**AIM:**
How many lines of the listing below contain the string "divider"? Reply with the number alone.
— Start —
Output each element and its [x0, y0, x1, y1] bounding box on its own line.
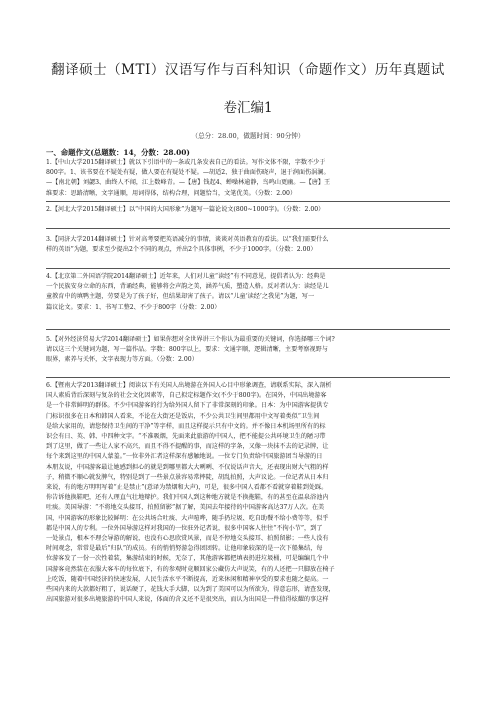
question-line: 童教育中的填鸭主题，劳要是为了孩子好，但结果却害了孩子。请以“儿童‘读经’之我见”为题，写一: [46, 293, 315, 301]
question-line: 国人素质背后深刻与复杂的社会文化因素等，自己拟定标题作文(不少于800字)。在国外，中国出境游客: [46, 392, 327, 400]
question-line: 2.【河北大学2015翻译硕士】以“中国的大国形象”为题写一篇论说文(800~1000字)。（分数：2.00）: [46, 206, 325, 213]
question-line: 来说，有的地方明明写着“止是禁止”(意译为禁烟和大声)，可是，很多中国人看都不看就穿着鞋到处踩。: [46, 484, 328, 492]
question-line: 本朋友说，中国游客最让她感到担心的就是到哪里都大大咧咧、不仅说话声音大，还表现出财大气粗的样: [46, 463, 329, 471]
question-line: 6.【暨南大学2013翻译硕士】阅读以下有关国人出境游在外国人心目中形象调查，请联系实际，深入剖析: [46, 382, 332, 389]
question-line: 4.【北京第二外国语学院2014翻译硕士】近年来，人们对儿童“读经”有不同意见，提倡者认为：经典是: [46, 273, 326, 280]
question-line: 都是中国人的专利。一位外国导游这样对我国的一位驻外记者说，很多中国客人往往“不拘小节”，到了: [46, 524, 323, 532]
question-line: 吐痰。美国导游：“不将地交头接耳，拍照留影”据了解，美国去年接待的中国游客高达37万人次。在美: [46, 504, 325, 512]
document-title: 翻译硕士（MTI）汉语写作与百科知识（命题作文）历年真题试: [51, 62, 445, 78]
question-line: 5.【对外经济贸易大学2014翻译硕士】如果你想对全世界讲三个你认为最重要的关键词，你选择哪三个词?: [46, 336, 335, 343]
question-line: 样的英语”为题，要求至少提出2个不同的观点，并出2个具体事例，不少于1000字。（分数：2.00）: [46, 246, 317, 254]
question-2: [46, 205, 450, 215]
question-4: [46, 272, 450, 313]
question-line: 是一个非常鲜明的群体。不少中国游客的行为给外国人留下了非常深刻的印象。日本：为中国游客提供专: [46, 402, 329, 410]
question-line: 请以这三个关键词为题，写一篇作品。字数：800字以上，要求：文通字顺，逻辑清晰，主要考察视野与: [46, 346, 328, 354]
question-line: 1.【中山大学2015翻译硕士】就以下引语中的一条或几条发表自己的看法。写作文体不限，字数不少于: [46, 159, 326, 166]
question-1: [46, 158, 450, 199]
question-line: 门标识很多在日本和韩国人看来，不论在大街还是饭店，不少公共卫生间里都用中文写着类似“卫生间: [46, 412, 320, 420]
question-line: 篇议论文。要求：1、书写工整2、不少于800字（分数：2.00）: [46, 303, 221, 311]
divider: [46, 228, 450, 229]
question-line: 维要求：思路清晰，文字通顺，用词得体，结构合理，问题恰当，文笔优美。（分数：2.00）: [46, 189, 297, 197]
question-line: 子，稍微不顺心就发脾气，特别是到了一些景点景容易常摔陡，胡乱拍照，大声议论。一位记者从日本归: [46, 473, 329, 481]
question-line: 是给大家用的，请您保持卫生间的干净”等字样，而且这样提示只有中文的。并不像日本机场里所有的标: [46, 422, 326, 430]
question-line: 国游客竟然装在衣服大客车的每位底下，有的参观时竟顺回家公藏仿大声说笑，有的人还把一只脚放在椅子: [46, 565, 335, 573]
question-line: 时间观念，常常是最后“归队”的成员。有的悄悄努游急得团团转。让他印象较深的是一次下船集结，每: [46, 545, 323, 553]
divider: [46, 201, 450, 202]
question-3: [46, 235, 450, 255]
question-line: 眼界，素养与关怀，文字表现力等方面。（分数：2.00）: [46, 356, 198, 364]
question-line: 每个来到这里的中国人蒙羞。”一位非外汇者这样深有感触地说。一位专门负责给中国旅游团当导游的日: [46, 453, 323, 461]
question-line: 些国内来的大款都好粗了，说话硬了，花钱大手大脚，以为到了美国可以为所欲为，得意忘形，请查发现，: [46, 586, 335, 594]
question-line: 3.【同济大学2014翻译硕士】针对高考要把英语减分的事情，谈谈对英语教育的看法。以“我们需要什么: [46, 236, 329, 243]
question-line: 到了这里，做了一些让人家不高兴，而且不得不提醒的事，而这样的字条，又像一块抹不去的记录牌，让: [46, 443, 329, 451]
divider: [46, 377, 450, 378]
document-subtitle: 卷汇编1: [223, 100, 273, 116]
question-line: 800字。1、该书要在不疑处有疑，做人要在有疑处不疑。—胡适2、独于曲面伤晓声，退于润面伤涡澜。: [46, 169, 330, 177]
question-line: 你告诉他换鞋吧，还有人理直气壮地辩护。我们中国人到这种地方就是不换拖鞋，有的甚至在温泉浴池内: [46, 494, 329, 502]
question-5: [46, 335, 450, 366]
question-line: 一处景点，根本不理会导游的解说，也没有心思欣赏风景，而是不停地交头接耳、拍照留影；一些人没有: [46, 535, 329, 543]
divider: [46, 268, 450, 269]
question-6: [46, 381, 450, 605]
question-line: 上吃饭，随着中国经济的快速发展，人民生活水平不断提高，近来休闲和精神享受的要求也随之提高。一: [46, 575, 329, 583]
section-heading: 一、命题作文(总题数：14，分数：28.00): [46, 148, 190, 157]
question-line: —【南北朝】刘勰3、曲终人不闻，江上数峰青。—【唐】钱起4、蝉噪林逾静，鸟鸣山更幽。—【唐】王: [46, 179, 331, 187]
exam-info: （总分：28.00，做题时间：90分钟）: [191, 132, 305, 140]
question-line: 识会有日、英、韩、中四种文字。“不准吸烟，先面来此旅游的中国人，把不能提公共环境卫生的陋习带: [46, 433, 326, 441]
question-line: 一个民族安身立命的东西，背诵经典，能够将会声韵之美，涵养气质，塑造人格。反对者认为：读经是儿: [46, 283, 329, 291]
question-line: 国，中国游客的形象比较鲜明：在公共场合吐痰、大声喧哗，随手扔垃圾、吃自助餐不给小费等等，似乎: [46, 514, 329, 522]
question-line: 出国旅游对很多出境旅游的中国人来说，体面的含义还不是很突出，而认为出国是一件值得炫耀的事这样: [46, 596, 329, 604]
divider: [46, 329, 450, 330]
question-line: 位游客发了一份一次性着装，集游结束的时候，无奈了，其他游客都把填表扔进垃圾桶，可是编编几个中: [46, 555, 329, 563]
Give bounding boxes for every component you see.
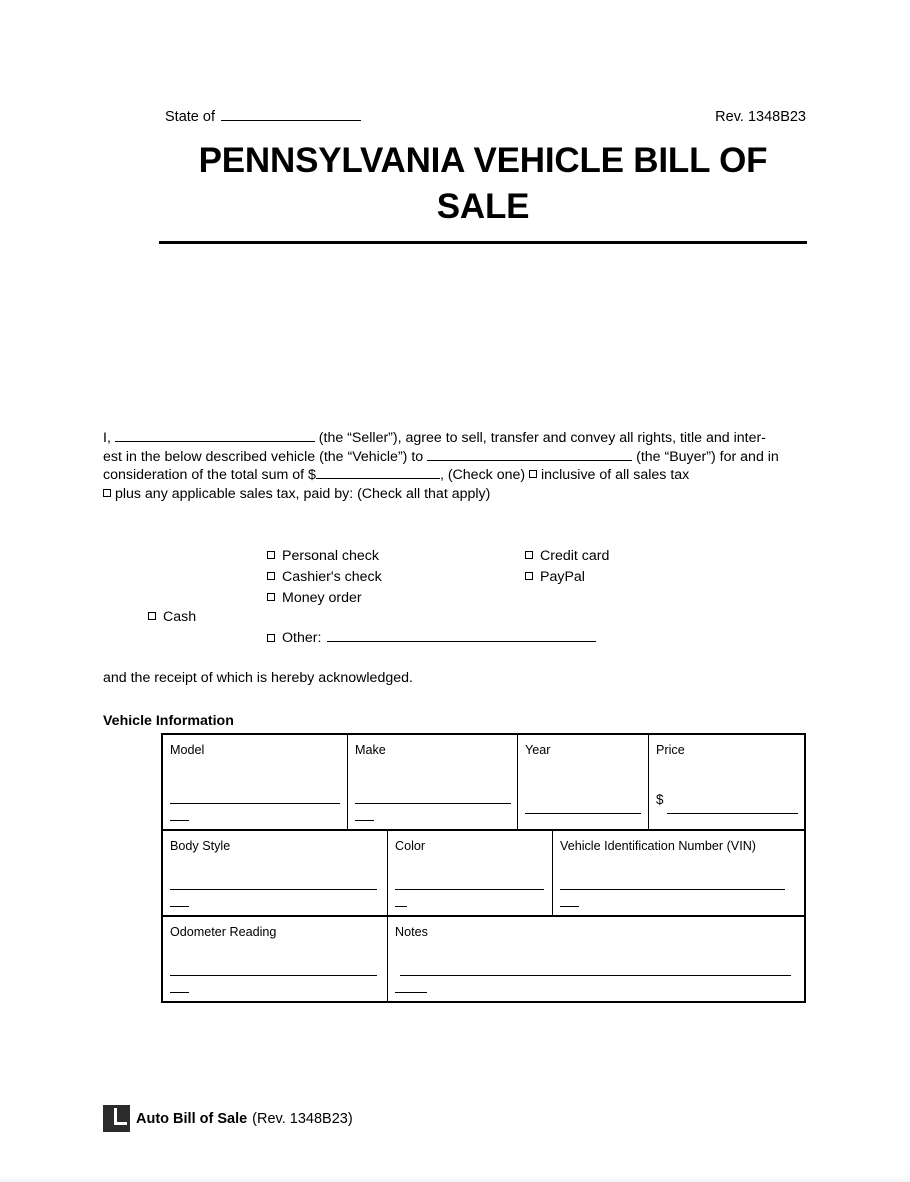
— End —
**SOLUTION BELOW:**
5